[Start MATERIAL SHOWN]

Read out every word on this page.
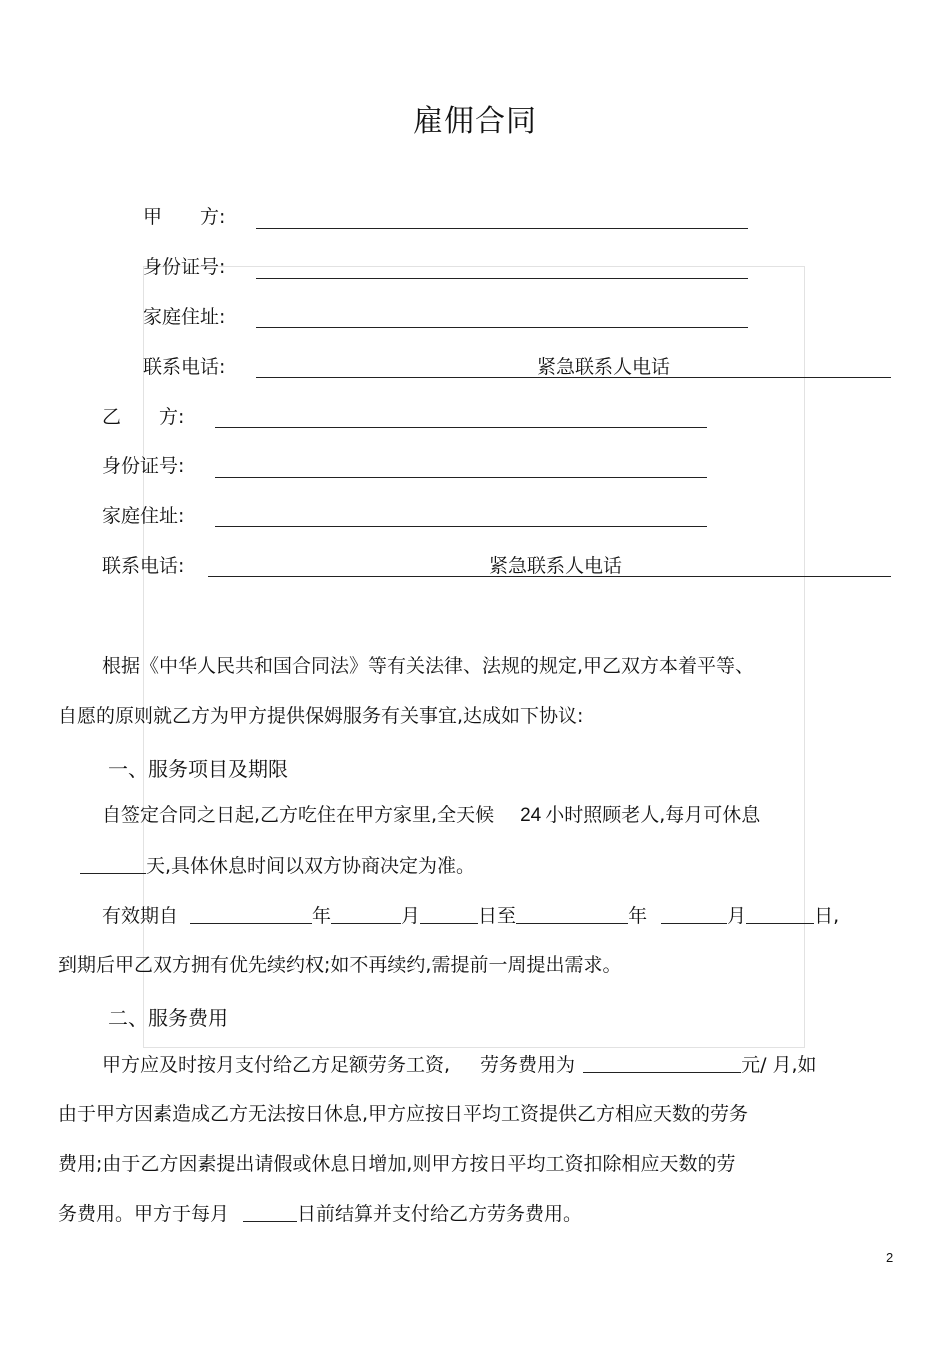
雇佣合同
甲　　方:
身份证号:
家庭住址:
联系电话:	紧急联系人电话
乙　　方:
身份证号:
家庭住址:
联系电话:	紧急联系人电话
根据《中华人民共和国合同法》等有关法律、法规的规定,甲乙双方本着平等、
自愿的原则就乙方为甲方提供保姆服务有关事宜,达成如下协议:
一、服务项目及期限
自签定合同之日起,乙方吃住在甲方家里,全天候 24 小时照顾老人,每月可休息
天,具体休息时间以双方协商决定为准。
有效期自	年	月	日至	年	月	日,
到期后甲乙双方拥有优先续约权;如不再续约,需提前一周提出需求。
二、服务费用
甲方应及时按月支付给乙方足额劳务工资, 劳务费用为	元/ 月,如
由于甲方因素造成乙方无法按日休息,甲方应按日平均工资提供乙方相应天数的劳务
费用;由于乙方因素提出请假或休息日增加,则甲方按日平均工资扣除相应天数的劳
务费用。甲方于每月	日前结算并支付给乙方劳务费用。
2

[End MATERIAL SHOWN]

§ WHAT IS EXPECTED: Each record above should come back exactly the same, only without its pictures.

§ RESPONSE FOR THIS EXERCISE:
Read out every word on this page.
雇佣合同
甲　　方:
身份证号:
家庭住址:
联系电话:	紧急联系人电话
乙　　方:
身份证号:
家庭住址:
联系电话:	紧急联系人电话
根据《中华人民共和国合同法》等有关法律、法规的规定,甲乙双方本着平等、
自愿的原则就乙方为甲方提供保姆服务有关事宜,达成如下协议:
一、服务项目及期限
自签定合同之日起,乙方吃住在甲方家里,全天候 24 小时照顾老人,每月可休息
天,具体休息时间以双方协商决定为准。
有效期自	年	月	日至	年	月	日,
到期后甲乙双方拥有优先续约权;如不再续约,需提前一周提出需求。
二、服务费用
甲方应及时按月支付给乙方足额劳务工资, 劳务费用为	元/ 月,如
由于甲方因素造成乙方无法按日休息,甲方应按日平均工资提供乙方相应天数的劳务
费用;由于乙方因素提出请假或休息日增加,则甲方按日平均工资扣除相应天数的劳
务费用。甲方于每月	日前结算并支付给乙方劳务费用。
2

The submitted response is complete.